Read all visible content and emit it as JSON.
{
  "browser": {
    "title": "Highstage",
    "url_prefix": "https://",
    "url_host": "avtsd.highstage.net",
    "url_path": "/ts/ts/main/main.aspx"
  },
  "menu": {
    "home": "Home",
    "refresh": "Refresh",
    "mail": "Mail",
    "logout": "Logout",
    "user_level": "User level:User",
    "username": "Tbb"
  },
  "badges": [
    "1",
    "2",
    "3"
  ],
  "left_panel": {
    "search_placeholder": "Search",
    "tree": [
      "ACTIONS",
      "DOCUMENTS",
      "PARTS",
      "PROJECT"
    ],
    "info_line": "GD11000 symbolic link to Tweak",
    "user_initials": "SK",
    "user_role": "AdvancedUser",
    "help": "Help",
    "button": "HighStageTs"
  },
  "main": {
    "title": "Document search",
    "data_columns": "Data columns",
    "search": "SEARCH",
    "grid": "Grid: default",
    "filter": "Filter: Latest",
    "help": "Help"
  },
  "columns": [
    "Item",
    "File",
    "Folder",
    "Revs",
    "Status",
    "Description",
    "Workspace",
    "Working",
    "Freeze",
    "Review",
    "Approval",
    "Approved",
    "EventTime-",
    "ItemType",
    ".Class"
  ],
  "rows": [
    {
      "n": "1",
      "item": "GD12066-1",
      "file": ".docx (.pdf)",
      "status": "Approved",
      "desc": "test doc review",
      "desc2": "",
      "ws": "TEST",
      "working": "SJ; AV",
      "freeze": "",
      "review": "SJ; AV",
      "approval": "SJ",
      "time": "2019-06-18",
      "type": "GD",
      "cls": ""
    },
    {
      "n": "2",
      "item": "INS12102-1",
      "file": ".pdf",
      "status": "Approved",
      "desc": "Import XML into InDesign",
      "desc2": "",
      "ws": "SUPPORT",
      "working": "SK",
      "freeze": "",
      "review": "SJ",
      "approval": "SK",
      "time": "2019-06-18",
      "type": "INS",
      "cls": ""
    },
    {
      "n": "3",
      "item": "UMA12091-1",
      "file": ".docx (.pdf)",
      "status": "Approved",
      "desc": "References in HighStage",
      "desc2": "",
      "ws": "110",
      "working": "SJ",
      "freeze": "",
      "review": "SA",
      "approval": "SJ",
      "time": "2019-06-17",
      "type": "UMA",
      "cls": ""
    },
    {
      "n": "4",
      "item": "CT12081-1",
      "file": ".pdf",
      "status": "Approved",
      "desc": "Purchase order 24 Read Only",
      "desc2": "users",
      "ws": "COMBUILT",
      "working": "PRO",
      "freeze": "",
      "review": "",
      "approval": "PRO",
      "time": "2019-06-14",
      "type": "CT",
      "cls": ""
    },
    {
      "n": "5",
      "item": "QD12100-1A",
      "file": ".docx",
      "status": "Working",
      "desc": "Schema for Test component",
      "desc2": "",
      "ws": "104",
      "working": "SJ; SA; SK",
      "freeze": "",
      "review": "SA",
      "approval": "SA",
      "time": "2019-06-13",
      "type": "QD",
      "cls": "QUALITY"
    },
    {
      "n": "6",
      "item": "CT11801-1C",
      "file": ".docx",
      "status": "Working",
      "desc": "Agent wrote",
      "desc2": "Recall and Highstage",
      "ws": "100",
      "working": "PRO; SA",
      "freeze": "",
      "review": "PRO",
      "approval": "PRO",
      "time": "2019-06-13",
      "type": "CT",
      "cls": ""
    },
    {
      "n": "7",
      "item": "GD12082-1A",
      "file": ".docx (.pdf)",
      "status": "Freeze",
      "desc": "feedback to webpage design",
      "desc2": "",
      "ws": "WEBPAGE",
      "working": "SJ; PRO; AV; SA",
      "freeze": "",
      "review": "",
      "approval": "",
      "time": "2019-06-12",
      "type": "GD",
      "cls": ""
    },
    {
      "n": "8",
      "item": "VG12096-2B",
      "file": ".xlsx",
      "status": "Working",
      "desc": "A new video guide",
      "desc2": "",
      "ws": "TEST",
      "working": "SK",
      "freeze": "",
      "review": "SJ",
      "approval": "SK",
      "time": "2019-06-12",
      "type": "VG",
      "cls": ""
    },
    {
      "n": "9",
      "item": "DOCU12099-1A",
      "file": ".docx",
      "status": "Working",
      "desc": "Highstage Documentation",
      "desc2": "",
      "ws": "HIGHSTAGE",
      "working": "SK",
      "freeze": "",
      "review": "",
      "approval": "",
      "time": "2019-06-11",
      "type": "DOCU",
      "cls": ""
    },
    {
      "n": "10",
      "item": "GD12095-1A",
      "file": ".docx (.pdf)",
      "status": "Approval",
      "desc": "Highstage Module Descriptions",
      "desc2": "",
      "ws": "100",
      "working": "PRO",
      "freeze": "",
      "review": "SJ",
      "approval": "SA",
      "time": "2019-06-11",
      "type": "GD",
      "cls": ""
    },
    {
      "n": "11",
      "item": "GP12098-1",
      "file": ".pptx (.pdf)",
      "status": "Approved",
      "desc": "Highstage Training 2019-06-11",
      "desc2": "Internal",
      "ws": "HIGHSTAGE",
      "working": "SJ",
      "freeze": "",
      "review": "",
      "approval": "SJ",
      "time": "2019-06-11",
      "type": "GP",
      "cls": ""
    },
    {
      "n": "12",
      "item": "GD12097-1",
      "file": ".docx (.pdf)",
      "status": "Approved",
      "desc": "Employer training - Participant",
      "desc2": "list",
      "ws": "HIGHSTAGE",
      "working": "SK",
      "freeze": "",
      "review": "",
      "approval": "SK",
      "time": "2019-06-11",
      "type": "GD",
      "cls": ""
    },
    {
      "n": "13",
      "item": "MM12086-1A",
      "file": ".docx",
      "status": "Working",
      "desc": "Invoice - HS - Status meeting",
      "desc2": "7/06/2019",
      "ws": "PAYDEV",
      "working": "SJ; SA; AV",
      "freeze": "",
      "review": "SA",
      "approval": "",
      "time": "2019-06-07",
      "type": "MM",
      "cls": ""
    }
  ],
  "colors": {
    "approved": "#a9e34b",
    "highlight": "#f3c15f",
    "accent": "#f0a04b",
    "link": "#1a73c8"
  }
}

- STATED PROBLEM -
Type out the full listing again, exactly as given.

- OUTPUT OF THE TASK -
Read all visible content and emit it as JSON.
{
  "browser": {
    "title": "Highstage",
    "url_prefix": "https://",
    "url_host": "avtsd.highstage.net",
    "url_path": "/ts/ts/main/main.aspx"
  },
  "menu": {
    "home": "Home",
    "refresh": "Refresh",
    "mail": "Mail",
    "logout": "Logout",
    "user_level": "User level:User",
    "username": "Tbb"
  },
  "badges": [
    "1",
    "2",
    "3"
  ],
  "left_panel": {
    "search_placeholder": "Search",
    "tree": [
      "ACTIONS",
      "DOCUMENTS",
      "PARTS",
      "PROJECT"
    ],
    "info_line": "GD11000 symbolic link to Tweak",
    "user_initials": "SK",
    "user_role": "AdvancedUser",
    "help": "Help",
    "button": "HighStageTs"
  },
  "main": {
    "title": "Document search",
    "data_columns": "Data columns",
    "search": "SEARCH",
    "grid": "Grid: default",
    "filter": "Filter: Latest",
    "help": "Help"
  },
  "columns": [
    "Item",
    "File",
    "Folder",
    "Revs",
    "Status",
    "Description",
    "Workspace",
    "Working",
    "Freeze",
    "Review",
    "Approval",
    "Approved",
    "EventTime-",
    "ItemType",
    ".Class"
  ],
  "rows": [
    {
      "n": "1",
      "item": "GD12066-1",
      "file": ".docx (.pdf)",
      "status": "Approved",
      "desc": "test doc review",
      "desc2": "",
      "ws": "TEST",
      "working": "SJ; AV",
      "freeze": "",
      "review": "SJ; AV",
      "approval": "SJ",
      "time": "2019-06-18",
      "type": "GD",
      "cls": ""
    },
    {
      "n": "2",
      "item": "INS12102-1",
      "file": ".pdf",
      "status": "Approved",
      "desc": "Import XML into InDesign",
      "desc2": "",
      "ws": "SUPPORT",
      "working": "SK",
      "freeze": "",
      "review": "SJ",
      "approval": "SK",
      "time": "2019-06-18",
      "type": "INS",
      "cls": ""
    },
    {
      "n": "3",
      "item": "UMA12091-1",
      "file": ".docx (.pdf)",
      "status": "Approved",
      "desc": "References in HighStage",
      "desc2": "",
      "ws": "110",
      "working": "SJ",
      "freeze": "",
      "review": "SA",
      "approval": "SJ",
      "time": "2019-06-17",
      "type": "UMA",
      "cls": ""
    },
    {
      "n": "4",
      "item": "CT12081-1",
      "file": ".pdf",
      "status": "Approved",
      "desc": "Purchase order 24 Read Only",
      "desc2": "users",
      "ws": "COMBUILT",
      "working": "PRO",
      "freeze": "",
      "review": "",
      "approval": "PRO",
      "time": "2019-06-14",
      "type": "CT",
      "cls": ""
    },
    {
      "n": "5",
      "item": "QD12100-1A",
      "file": ".docx",
      "status": "Working",
      "desc": "Schema for Test component",
      "desc2": "",
      "ws": "104",
      "working": "SJ; SA; SK",
      "freeze": "",
      "review": "SA",
      "approval": "SA",
      "time": "2019-06-13",
      "type": "QD",
      "cls": "QUALITY"
    },
    {
      "n": "6",
      "item": "CT11801-1C",
      "file": ".docx",
      "status": "Working",
      "desc": "Agent wrote",
      "desc2": "Recall and Highstage",
      "ws": "100",
      "working": "PRO; SA",
      "freeze": "",
      "review": "PRO",
      "approval": "PRO",
      "time": "2019-06-13",
      "type": "CT",
      "cls": ""
    },
    {
      "n": "7",
      "item": "GD12082-1A",
      "file": ".docx (.pdf)",
      "status": "Freeze",
      "desc": "feedback to webpage design",
      "desc2": "",
      "ws": "WEBPAGE",
      "working": "SJ; PRO; AV; SA",
      "freeze": "",
      "review": "",
      "approval": "",
      "time": "2019-06-12",
      "type": "GD",
      "cls": ""
    },
    {
      "n": "8",
      "item": "VG12096-2B",
      "file": ".xlsx",
      "status": "Working",
      "desc": "A new video guide",
      "desc2": "",
      "ws": "TEST",
      "working": "SK",
      "freeze": "",
      "review": "SJ",
      "approval": "SK",
      "time": "2019-06-12",
      "type": "VG",
      "cls": ""
    },
    {
      "n": "9",
      "item": "DOCU12099-1A",
      "file": ".docx",
      "status": "Working",
      "desc": "Highstage Documentation",
      "desc2": "",
      "ws": "HIGHSTAGE",
      "working": "SK",
      "freeze": "",
      "review": "",
      "approval": "",
      "time": "2019-06-11",
      "type": "DOCU",
      "cls": ""
    },
    {
      "n": "10",
      "item": "GD12095-1A",
      "file": ".docx (.pdf)",
      "status": "Approval",
      "desc": "Highstage Module Descriptions",
      "desc2": "",
      "ws": "100",
      "working": "PRO",
      "freeze": "",
      "review": "SJ",
      "approval": "SA",
      "time": "2019-06-11",
      "type": "GD",
      "cls": ""
    },
    {
      "n": "11",
      "item": "GP12098-1",
      "file": ".pptx (.pdf)",
      "status": "Approved",
      "desc": "Highstage Training 2019-06-11",
      "desc2": "Internal",
      "ws": "HIGHSTAGE",
      "working": "SJ",
      "freeze": "",
      "review": "",
      "approval": "SJ",
      "time": "2019-06-11",
      "type": "GP",
      "cls": ""
    },
    {
      "n": "12",
      "item": "GD12097-1",
      "file": ".docx (.pdf)",
      "status": "Approved",
      "desc": "Employer training - Participant",
      "desc2": "list",
      "ws": "HIGHSTAGE",
      "working": "SK",
      "freeze": "",
      "review": "",
      "approval": "SK",
      "time": "2019-06-11",
      "type": "GD",
      "cls": ""
    },
    {
      "n": "13",
      "item": "MM12086-1A",
      "file": ".docx",
      "status": "Working",
      "desc": "Invoice - HS - Status meeting",
      "desc2": "7/06/2019",
      "ws": "PAYDEV",
      "working": "SJ; SA; AV",
      "freeze": "",
      "review": "SA",
      "approval": "",
      "time": "2019-06-07",
      "type": "MM",
      "cls": ""
    }
  ],
  "colors": {
    "approved": "#a9e34b",
    "highlight": "#f3c15f",
    "accent": "#f0a04b",
    "link": "#1a73c8"
  }
}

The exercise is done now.